What is asked> Print the full listing exactly.

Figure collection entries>
※ ※ ※
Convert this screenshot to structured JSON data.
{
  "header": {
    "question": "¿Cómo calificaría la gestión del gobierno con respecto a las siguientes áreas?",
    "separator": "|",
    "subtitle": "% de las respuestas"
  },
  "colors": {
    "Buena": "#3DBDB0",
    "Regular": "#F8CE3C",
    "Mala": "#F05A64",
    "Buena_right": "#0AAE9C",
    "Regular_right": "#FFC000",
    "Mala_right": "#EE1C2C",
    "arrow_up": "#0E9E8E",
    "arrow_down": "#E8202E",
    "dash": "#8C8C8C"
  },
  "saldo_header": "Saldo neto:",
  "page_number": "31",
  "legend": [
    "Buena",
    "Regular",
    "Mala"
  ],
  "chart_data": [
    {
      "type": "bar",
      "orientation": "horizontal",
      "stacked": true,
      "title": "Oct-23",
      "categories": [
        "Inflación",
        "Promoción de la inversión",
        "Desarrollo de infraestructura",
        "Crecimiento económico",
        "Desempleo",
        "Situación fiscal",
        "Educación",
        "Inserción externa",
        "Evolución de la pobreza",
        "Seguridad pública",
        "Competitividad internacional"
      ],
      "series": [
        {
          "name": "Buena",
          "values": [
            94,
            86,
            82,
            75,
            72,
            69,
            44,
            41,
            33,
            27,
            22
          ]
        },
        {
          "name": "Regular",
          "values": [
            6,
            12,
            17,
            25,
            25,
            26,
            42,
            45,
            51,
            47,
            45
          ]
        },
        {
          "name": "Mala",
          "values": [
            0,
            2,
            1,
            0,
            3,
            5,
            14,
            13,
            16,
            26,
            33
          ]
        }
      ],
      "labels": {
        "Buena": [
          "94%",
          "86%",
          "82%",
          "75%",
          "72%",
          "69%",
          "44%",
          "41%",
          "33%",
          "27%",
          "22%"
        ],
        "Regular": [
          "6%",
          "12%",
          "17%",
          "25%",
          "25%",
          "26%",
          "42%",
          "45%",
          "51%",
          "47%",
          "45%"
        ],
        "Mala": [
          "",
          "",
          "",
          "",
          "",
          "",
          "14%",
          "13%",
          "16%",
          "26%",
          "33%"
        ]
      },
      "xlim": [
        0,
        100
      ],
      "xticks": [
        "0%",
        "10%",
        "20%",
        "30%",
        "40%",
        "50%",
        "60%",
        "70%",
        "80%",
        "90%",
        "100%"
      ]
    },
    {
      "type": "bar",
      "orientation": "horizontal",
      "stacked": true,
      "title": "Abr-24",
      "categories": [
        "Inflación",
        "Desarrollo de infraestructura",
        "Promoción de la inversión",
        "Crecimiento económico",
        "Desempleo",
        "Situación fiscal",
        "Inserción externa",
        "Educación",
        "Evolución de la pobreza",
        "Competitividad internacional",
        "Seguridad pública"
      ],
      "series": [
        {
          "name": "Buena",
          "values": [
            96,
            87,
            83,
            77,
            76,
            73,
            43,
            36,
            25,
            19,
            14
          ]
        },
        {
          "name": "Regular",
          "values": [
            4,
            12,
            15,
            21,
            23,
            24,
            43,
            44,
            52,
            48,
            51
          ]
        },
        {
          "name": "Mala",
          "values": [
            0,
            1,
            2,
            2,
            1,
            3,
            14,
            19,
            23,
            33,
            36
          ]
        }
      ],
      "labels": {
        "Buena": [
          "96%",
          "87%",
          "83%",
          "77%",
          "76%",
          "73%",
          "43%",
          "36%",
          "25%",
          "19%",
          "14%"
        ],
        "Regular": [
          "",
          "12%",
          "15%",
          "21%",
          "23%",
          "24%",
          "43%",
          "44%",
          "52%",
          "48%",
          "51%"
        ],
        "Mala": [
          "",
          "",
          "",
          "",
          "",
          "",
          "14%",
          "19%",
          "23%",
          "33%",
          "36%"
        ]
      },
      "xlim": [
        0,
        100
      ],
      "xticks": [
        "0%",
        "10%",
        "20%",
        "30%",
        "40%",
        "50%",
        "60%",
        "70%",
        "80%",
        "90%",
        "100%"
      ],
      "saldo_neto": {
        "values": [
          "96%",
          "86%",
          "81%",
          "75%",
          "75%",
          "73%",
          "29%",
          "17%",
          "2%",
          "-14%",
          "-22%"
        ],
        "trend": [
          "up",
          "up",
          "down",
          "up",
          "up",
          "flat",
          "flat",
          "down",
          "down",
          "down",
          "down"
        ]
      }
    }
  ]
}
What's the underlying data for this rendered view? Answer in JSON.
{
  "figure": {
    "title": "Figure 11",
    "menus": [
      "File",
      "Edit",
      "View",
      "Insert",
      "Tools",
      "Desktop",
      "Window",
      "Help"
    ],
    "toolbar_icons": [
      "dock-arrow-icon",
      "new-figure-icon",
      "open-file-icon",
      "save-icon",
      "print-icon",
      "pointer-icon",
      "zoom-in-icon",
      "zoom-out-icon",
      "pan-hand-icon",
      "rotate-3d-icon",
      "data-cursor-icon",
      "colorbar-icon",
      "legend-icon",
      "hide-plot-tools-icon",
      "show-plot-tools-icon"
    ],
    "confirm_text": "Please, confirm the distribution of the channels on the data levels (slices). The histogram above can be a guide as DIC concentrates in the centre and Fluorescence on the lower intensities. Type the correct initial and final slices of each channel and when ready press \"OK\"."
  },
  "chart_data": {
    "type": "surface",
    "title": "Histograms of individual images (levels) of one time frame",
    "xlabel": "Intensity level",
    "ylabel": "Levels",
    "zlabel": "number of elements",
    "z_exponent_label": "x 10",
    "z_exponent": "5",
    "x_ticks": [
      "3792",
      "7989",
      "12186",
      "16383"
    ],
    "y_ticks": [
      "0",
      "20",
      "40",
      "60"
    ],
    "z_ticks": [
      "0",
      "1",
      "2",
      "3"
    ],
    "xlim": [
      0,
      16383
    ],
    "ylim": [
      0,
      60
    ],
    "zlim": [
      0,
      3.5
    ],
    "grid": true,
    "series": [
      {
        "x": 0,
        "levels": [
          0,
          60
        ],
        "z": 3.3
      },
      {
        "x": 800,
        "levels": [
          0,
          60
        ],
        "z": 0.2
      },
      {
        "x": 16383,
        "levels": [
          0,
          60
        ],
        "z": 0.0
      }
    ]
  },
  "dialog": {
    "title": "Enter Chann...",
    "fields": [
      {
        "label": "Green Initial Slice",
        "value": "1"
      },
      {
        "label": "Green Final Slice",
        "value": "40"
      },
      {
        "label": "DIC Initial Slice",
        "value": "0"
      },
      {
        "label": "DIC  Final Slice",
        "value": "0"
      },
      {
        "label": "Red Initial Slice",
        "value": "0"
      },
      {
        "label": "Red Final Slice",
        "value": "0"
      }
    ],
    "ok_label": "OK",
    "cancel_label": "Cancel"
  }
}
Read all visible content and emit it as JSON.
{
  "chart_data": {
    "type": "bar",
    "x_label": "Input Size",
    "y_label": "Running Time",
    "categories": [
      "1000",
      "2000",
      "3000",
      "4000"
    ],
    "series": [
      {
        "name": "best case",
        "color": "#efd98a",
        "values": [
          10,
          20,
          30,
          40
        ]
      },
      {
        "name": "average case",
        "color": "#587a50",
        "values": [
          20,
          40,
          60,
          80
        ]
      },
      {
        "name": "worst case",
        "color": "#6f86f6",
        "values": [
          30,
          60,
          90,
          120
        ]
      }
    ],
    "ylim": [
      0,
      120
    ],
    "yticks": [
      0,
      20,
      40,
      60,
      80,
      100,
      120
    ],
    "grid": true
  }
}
※ ※ ※
Correct result>
Convert this screenshot to structured JSON data.
{
  "header": {
    "question": "¿Cómo calificaría la gestión del gobierno con respecto a las siguientes áreas?",
    "separator": "|",
    "subtitle": "% de las respuestas"
  },
  "colors": {
    "Buena": "#3DBDB0",
    "Regular": "#F8CE3C",
    "Mala": "#F05A64",
    "Buena_right": "#0AAE9C",
    "Regular_right": "#FFC000",
    "Mala_right": "#EE1C2C",
    "arrow_up": "#0E9E8E",
    "arrow_down": "#E8202E",
    "dash": "#8C8C8C"
  },
  "saldo_header": "Saldo neto:",
  "page_number": "31",
  "legend": [
    "Buena",
    "Regular",
    "Mala"
  ],
  "chart_data": [
    {
      "type": "bar",
      "orientation": "horizontal",
      "stacked": true,
      "title": "Oct-23",
      "categories": [
        "Inflación",
        "Promoción de la inversión",
        "Desarrollo de infraestructura",
        "Crecimiento económico",
        "Desempleo",
        "Situación fiscal",
        "Educación",
        "Inserción externa",
        "Evolución de la pobreza",
        "Seguridad pública",
        "Competitividad internacional"
      ],
      "series": [
        {
          "name": "Buena",
          "values": [
            94,
            86,
            82,
            75,
            72,
            69,
            44,
            41,
            33,
            27,
            22
          ]
        },
        {
          "name": "Regular",
          "values": [
            6,
            12,
            17,
            25,
            25,
            26,
            42,
            45,
            51,
            47,
            45
          ]
        },
        {
          "name": "Mala",
          "values": [
            0,
            2,
            1,
            0,
            3,
            5,
            14,
            13,
            16,
            26,
            33
          ]
        }
      ],
      "labels": {
        "Buena": [
          "94%",
          "86%",
          "82%",
          "75%",
          "72%",
          "69%",
          "44%",
          "41%",
          "33%",
          "27%",
          "22%"
        ],
        "Regular": [
          "6%",
          "12%",
          "17%",
          "25%",
          "25%",
          "26%",
          "42%",
          "45%",
          "51%",
          "47%",
          "45%"
        ],
        "Mala": [
          "",
          "",
          "",
          "",
          "",
          "",
          "14%",
          "13%",
          "16%",
          "26%",
          "33%"
        ]
      },
      "xlim": [
        0,
        100
      ],
      "xticks": [
        "0%",
        "10%",
        "20%",
        "30%",
        "40%",
        "50%",
        "60%",
        "70%",
        "80%",
        "90%",
        "100%"
      ]
    },
    {
      "type": "bar",
      "orientation": "horizontal",
      "stacked": true,
      "title": "Abr-24",
      "categories": [
        "Inflación",
        "Desarrollo de infraestructura",
        "Promoción de la inversión",
        "Crecimiento económico",
        "Desempleo",
        "Situación fiscal",
        "Inserción externa",
        "Educación",
        "Evolución de la pobreza",
        "Competitividad internacional",
        "Seguridad pública"
      ],
      "series": [
        {
          "name": "Buena",
          "values": [
            96,
            87,
            83,
            77,
            76,
            73,
            43,
            36,
            25,
            19,
            14
          ]
        },
        {
          "name": "Regular",
          "values": [
            4,
            12,
            15,
            21,
            23,
            24,
            43,
            44,
            52,
            48,
            51
          ]
        },
        {
          "name": "Mala",
          "values": [
            0,
            1,
            2,
            2,
            1,
            3,
            14,
            19,
            23,
            33,
            36
          ]
        }
      ],
      "labels": {
        "Buena": [
          "96%",
          "87%",
          "83%",
          "77%",
          "76%",
          "73%",
          "43%",
          "36%",
          "25%",
          "19%",
          "14%"
        ],
        "Regular": [
          "",
          "12%",
          "15%",
          "21%",
          "23%",
          "24%",
          "43%",
          "44%",
          "52%",
          "48%",
          "51%"
        ],
        "Mala": [
          "",
          "",
          "",
          "",
          "",
          "",
          "14%",
          "19%",
          "23%",
          "33%",
          "36%"
        ]
      },
      "xlim": [
        0,
        100
      ],
      "xticks": [
        "0%",
        "10%",
        "20%",
        "30%",
        "40%",
        "50%",
        "60%",
        "70%",
        "80%",
        "90%",
        "100%"
      ],
      "saldo_neto": {
        "values": [
          "96%",
          "86%",
          "81%",
          "75%",
          "75%",
          "73%",
          "29%",
          "17%",
          "2%",
          "-14%",
          "-22%"
        ],
        "trend": [
          "up",
          "up",
          "down",
          "up",
          "up",
          "flat",
          "flat",
          "down",
          "down",
          "down",
          "down"
        ]
      }
    }
  ]
}
What's the underlying data for this rendered view? Answer in JSON.
{
  "figure": {
    "title": "Figure 11",
    "menus": [
      "File",
      "Edit",
      "View",
      "Insert",
      "Tools",
      "Desktop",
      "Window",
      "Help"
    ],
    "toolbar_icons": [
      "dock-arrow-icon",
      "new-figure-icon",
      "open-file-icon",
      "save-icon",
      "print-icon",
      "pointer-icon",
      "zoom-in-icon",
      "zoom-out-icon",
      "pan-hand-icon",
      "rotate-3d-icon",
      "data-cursor-icon",
      "colorbar-icon",
      "legend-icon",
      "hide-plot-tools-icon",
      "show-plot-tools-icon"
    ],
    "confirm_text": "Please, confirm the distribution of the channels on the data levels (slices). The histogram above can be a guide as DIC concentrates in the centre and Fluorescence on the lower intensities. Type the correct initial and final slices of each channel and when ready press \"OK\"."
  },
  "chart_data": {
    "type": "surface",
    "title": "Histograms of individual images (levels) of one time frame",
    "xlabel": "Intensity level",
    "ylabel": "Levels",
    "zlabel": "number of elements",
    "z_exponent_label": "x 10",
    "z_exponent": "5",
    "x_ticks": [
      "3792",
      "7989",
      "12186",
      "16383"
    ],
    "y_ticks": [
      "0",
      "20",
      "40",
      "60"
    ],
    "z_ticks": [
      "0",
      "1",
      "2",
      "3"
    ],
    "xlim": [
      0,
      16383
    ],
    "ylim": [
      0,
      60
    ],
    "zlim": [
      0,
      3.5
    ],
    "grid": true,
    "series": [
      {
        "x": 0,
        "levels": [
          0,
          60
        ],
        "z": 3.3
      },
      {
        "x": 800,
        "levels": [
          0,
          60
        ],
        "z": 0.2
      },
      {
        "x": 16383,
        "levels": [
          0,
          60
        ],
        "z": 0.0
      }
    ]
  },
  "dialog": {
    "title": "Enter Chann...",
    "fields": [
      {
        "label": "Green Initial Slice",
        "value": "1"
      },
      {
        "label": "Green Final Slice",
        "value": "40"
      },
      {
        "label": "DIC Initial Slice",
        "value": "0"
      },
      {
        "label": "DIC  Final Slice",
        "value": "0"
      },
      {
        "label": "Red Initial Slice",
        "value": "0"
      },
      {
        "label": "Red Final Slice",
        "value": "0"
      }
    ],
    "ok_label": "OK",
    "cancel_label": "Cancel"
  }
}
Read all visible content and emit it as JSON.
{
  "chart_data": {
    "type": "bar",
    "x_label": "Input Size",
    "y_label": "Running Time",
    "categories": [
      "1000",
      "2000",
      "3000",
      "4000"
    ],
    "series": [
      {
        "name": "best case",
        "color": "#efd98a",
        "values": [
          10,
          20,
          30,
          40
        ]
      },
      {
        "name": "average case",
        "color": "#587a50",
        "values": [
          20,
          40,
          60,
          80
        ]
      },
      {
        "name": "worst case",
        "color": "#6f86f6",
        "values": [
          30,
          60,
          90,
          120
        ]
      }
    ],
    "ylim": [
      0,
      120
    ],
    "yticks": [
      0,
      20,
      40,
      60,
      80,
      100,
      120
    ],
    "grid": true
  }
}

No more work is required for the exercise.